§ **Written task**:
Write out the full listing again, exactly as it stands.
#####
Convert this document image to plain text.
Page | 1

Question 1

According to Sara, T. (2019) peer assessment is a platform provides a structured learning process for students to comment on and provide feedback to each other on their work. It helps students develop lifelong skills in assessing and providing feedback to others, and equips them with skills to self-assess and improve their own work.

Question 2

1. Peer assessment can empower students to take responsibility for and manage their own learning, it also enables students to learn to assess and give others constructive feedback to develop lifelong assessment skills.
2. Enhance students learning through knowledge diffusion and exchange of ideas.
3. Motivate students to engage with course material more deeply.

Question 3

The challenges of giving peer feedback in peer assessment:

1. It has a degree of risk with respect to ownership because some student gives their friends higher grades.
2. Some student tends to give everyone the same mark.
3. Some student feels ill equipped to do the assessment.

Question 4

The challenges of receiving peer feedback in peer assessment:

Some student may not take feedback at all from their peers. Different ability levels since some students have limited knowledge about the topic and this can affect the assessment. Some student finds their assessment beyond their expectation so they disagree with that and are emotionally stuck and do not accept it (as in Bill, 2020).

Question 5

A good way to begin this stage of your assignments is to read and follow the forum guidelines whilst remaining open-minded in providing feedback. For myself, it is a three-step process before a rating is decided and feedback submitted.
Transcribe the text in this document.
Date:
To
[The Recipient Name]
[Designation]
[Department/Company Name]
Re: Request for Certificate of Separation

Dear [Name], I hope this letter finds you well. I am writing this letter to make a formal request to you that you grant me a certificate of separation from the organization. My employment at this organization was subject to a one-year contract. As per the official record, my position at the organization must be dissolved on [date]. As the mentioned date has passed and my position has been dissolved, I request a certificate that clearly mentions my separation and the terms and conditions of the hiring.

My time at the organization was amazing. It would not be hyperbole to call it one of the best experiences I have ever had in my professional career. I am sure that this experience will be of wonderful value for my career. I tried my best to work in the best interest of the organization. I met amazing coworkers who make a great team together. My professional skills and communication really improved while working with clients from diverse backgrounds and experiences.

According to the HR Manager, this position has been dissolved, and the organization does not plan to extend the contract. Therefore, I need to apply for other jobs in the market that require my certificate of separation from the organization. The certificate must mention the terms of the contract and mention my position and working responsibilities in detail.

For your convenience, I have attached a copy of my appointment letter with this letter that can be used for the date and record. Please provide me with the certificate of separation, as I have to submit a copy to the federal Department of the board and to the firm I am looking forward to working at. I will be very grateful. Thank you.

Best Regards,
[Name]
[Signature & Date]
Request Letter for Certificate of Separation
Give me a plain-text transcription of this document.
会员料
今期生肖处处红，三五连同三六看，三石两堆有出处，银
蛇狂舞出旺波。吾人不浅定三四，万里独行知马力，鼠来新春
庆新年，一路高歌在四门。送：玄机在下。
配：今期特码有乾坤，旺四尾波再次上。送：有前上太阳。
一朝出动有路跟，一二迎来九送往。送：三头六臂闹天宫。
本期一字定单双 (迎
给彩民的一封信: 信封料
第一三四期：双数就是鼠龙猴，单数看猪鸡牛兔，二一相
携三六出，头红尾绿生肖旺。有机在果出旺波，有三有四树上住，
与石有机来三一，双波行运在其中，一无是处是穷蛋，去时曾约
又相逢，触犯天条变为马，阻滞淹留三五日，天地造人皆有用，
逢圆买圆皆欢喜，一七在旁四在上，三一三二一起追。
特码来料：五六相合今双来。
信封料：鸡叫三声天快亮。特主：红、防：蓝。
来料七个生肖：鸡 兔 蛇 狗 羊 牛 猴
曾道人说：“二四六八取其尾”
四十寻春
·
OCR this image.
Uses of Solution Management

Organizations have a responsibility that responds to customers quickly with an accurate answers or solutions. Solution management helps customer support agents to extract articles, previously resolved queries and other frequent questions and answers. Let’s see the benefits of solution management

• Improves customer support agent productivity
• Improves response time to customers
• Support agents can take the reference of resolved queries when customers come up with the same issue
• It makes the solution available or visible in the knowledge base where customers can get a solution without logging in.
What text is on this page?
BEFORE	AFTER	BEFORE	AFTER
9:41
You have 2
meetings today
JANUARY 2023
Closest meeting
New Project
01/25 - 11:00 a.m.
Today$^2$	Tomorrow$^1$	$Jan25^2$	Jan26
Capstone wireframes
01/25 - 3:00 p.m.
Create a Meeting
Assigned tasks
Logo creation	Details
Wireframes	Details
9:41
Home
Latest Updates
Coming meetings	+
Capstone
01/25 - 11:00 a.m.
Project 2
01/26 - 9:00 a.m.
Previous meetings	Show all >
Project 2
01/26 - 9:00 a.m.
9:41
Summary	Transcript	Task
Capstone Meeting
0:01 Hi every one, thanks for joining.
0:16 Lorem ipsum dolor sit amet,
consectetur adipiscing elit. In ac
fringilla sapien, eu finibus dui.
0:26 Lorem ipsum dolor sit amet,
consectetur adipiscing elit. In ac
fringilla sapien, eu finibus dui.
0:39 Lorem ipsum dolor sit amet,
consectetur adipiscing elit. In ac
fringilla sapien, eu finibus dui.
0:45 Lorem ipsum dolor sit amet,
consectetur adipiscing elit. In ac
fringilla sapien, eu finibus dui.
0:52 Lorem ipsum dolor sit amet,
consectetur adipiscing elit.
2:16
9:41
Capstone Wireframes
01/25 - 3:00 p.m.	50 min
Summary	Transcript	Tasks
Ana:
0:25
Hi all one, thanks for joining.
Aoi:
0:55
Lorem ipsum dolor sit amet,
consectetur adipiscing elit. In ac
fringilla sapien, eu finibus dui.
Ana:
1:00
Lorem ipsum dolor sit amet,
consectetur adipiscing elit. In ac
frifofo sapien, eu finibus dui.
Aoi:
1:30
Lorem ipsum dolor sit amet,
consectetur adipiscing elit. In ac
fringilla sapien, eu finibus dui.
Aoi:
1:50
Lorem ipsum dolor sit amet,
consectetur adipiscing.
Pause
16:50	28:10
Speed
#####
§ **Result of the task**:
Convert this document image to plain text.
Page | 1

Question 1

According to Sara, T. (2019) peer assessment is a platform provides a structured learning process for students to comment on and provide feedback to each other on their work. It helps students develop lifelong skills in assessing and providing feedback to others, and equips them with skills to self-assess and improve their own work.

Question 2

1. Peer assessment can empower students to take responsibility for and manage their own learning, it also enables students to learn to assess and give others constructive feedback to develop lifelong assessment skills.
2. Enhance students learning through knowledge diffusion and exchange of ideas.
3. Motivate students to engage with course material more deeply.

Question 3

The challenges of giving peer feedback in peer assessment:

1. It has a degree of risk with respect to ownership because some student gives their friends higher grades.
2. Some student tends to give everyone the same mark.
3. Some student feels ill equipped to do the assessment.

Question 4

The challenges of receiving peer feedback in peer assessment:

Some student may not take feedback at all from their peers. Different ability levels since some students have limited knowledge about the topic and this can affect the assessment. Some student finds their assessment beyond their expectation so they disagree with that and are emotionally stuck and do not accept it (as in Bill, 2020).

Question 5

A good way to begin this stage of your assignments is to read and follow the forum guidelines whilst remaining open-minded in providing feedback. For myself, it is a three-step process before a rating is decided and feedback submitted.
Transcribe the text in this document.
Date:
To
[The Recipient Name]
[Designation]
[Department/Company Name]
Re: Request for Certificate of Separation

Dear [Name], I hope this letter finds you well. I am writing this letter to make a formal request to you that you grant me a certificate of separation from the organization. My employment at this organization was subject to a one-year contract. As per the official record, my position at the organization must be dissolved on [date]. As the mentioned date has passed and my position has been dissolved, I request a certificate that clearly mentions my separation and the terms and conditions of the hiring.

My time at the organization was amazing. It would not be hyperbole to call it one of the best experiences I have ever had in my professional career. I am sure that this experience will be of wonderful value for my career. I tried my best to work in the best interest of the organization. I met amazing coworkers who make a great team together. My professional skills and communication really improved while working with clients from diverse backgrounds and experiences.

According to the HR Manager, this position has been dissolved, and the organization does not plan to extend the contract. Therefore, I need to apply for other jobs in the market that require my certificate of separation from the organization. The certificate must mention the terms of the contract and mention my position and working responsibilities in detail.

For your convenience, I have attached a copy of my appointment letter with this letter that can be used for the date and record. Please provide me with the certificate of separation, as I have to submit a copy to the federal Department of the board and to the firm I am looking forward to working at. I will be very grateful. Thank you.

Best Regards,
[Name]
[Signature & Date]
Request Letter for Certificate of Separation
Give me a plain-text transcription of this document.
会员料
今期生肖处处红，三五连同三六看，三石两堆有出处，银
蛇狂舞出旺波。吾人不浅定三四，万里独行知马力，鼠来新春
庆新年，一路高歌在四门。送：玄机在下。
配：今期特码有乾坤，旺四尾波再次上。送：有前上太阳。
一朝出动有路跟，一二迎来九送往。送：三头六臂闹天宫。
本期一字定单双 (迎
给彩民的一封信: 信封料
第一三四期：双数就是鼠龙猴，单数看猪鸡牛兔，二一相
携三六出，头红尾绿生肖旺。有机在果出旺波，有三有四树上住，
与石有机来三一，双波行运在其中，一无是处是穷蛋，去时曾约
又相逢，触犯天条变为马，阻滞淹留三五日，天地造人皆有用，
逢圆买圆皆欢喜，一七在旁四在上，三一三二一起追。
特码来料：五六相合今双来。
信封料：鸡叫三声天快亮。特主：红、防：蓝。
来料七个生肖：鸡 兔 蛇 狗 羊 牛 猴
曾道人说：“二四六八取其尾”
四十寻春
·
OCR this image.
Uses of Solution Management

Organizations have a responsibility that responds to customers quickly with an accurate answers or solutions. Solution management helps customer support agents to extract articles, previously resolved queries and other frequent questions and answers. Let’s see the benefits of solution management

• Improves customer support agent productivity
• Improves response time to customers
• Support agents can take the reference of resolved queries when customers come up with the same issue
• It makes the solution available or visible in the knowledge base where customers can get a solution without logging in.
What text is on this page?
BEFORE	AFTER	BEFORE	AFTER
9:41
You have 2
meetings today
JANUARY 2023
Closest meeting
New Project
01/25 - 11:00 a.m.
Today$^2$	Tomorrow$^1$	$Jan25^2$	Jan26
Capstone wireframes
01/25 - 3:00 p.m.
Create a Meeting
Assigned tasks
Logo creation	Details
Wireframes	Details
9:41
Home
Latest Updates
Coming meetings	+
Capstone
01/25 - 11:00 a.m.
Project 2
01/26 - 9:00 a.m.
Previous meetings	Show all >
Project 2
01/26 - 9:00 a.m.
9:41
Summary	Transcript	Task
Capstone Meeting
0:01 Hi every one, thanks for joining.
0:16 Lorem ipsum dolor sit amet,
consectetur adipiscing elit. In ac
fringilla sapien, eu finibus dui.
0:26 Lorem ipsum dolor sit amet,
consectetur adipiscing elit. In ac
fringilla sapien, eu finibus dui.
0:39 Lorem ipsum dolor sit amet,
consectetur adipiscing elit. In ac
fringilla sapien, eu finibus dui.
0:45 Lorem ipsum dolor sit amet,
consectetur adipiscing elit. In ac
fringilla sapien, eu finibus dui.
0:52 Lorem ipsum dolor sit amet,
consectetur adipiscing elit.
2:16
9:41
Capstone Wireframes
01/25 - 3:00 p.m.	50 min
Summary	Transcript	Tasks
Ana:
0:25
Hi all one, thanks for joining.
Aoi:
0:55
Lorem ipsum dolor sit amet,
consectetur adipiscing elit. In ac
fringilla sapien, eu finibus dui.
Ana:
1:00
Lorem ipsum dolor sit amet,
consectetur adipiscing elit. In ac
frifofo sapien, eu finibus dui.
Aoi:
1:30
Lorem ipsum dolor sit amet,
consectetur adipiscing elit. In ac
fringilla sapien, eu finibus dui.
Aoi:
1:50
Lorem ipsum dolor sit amet,
consectetur adipiscing.
Pause
16:50	28:10
Speed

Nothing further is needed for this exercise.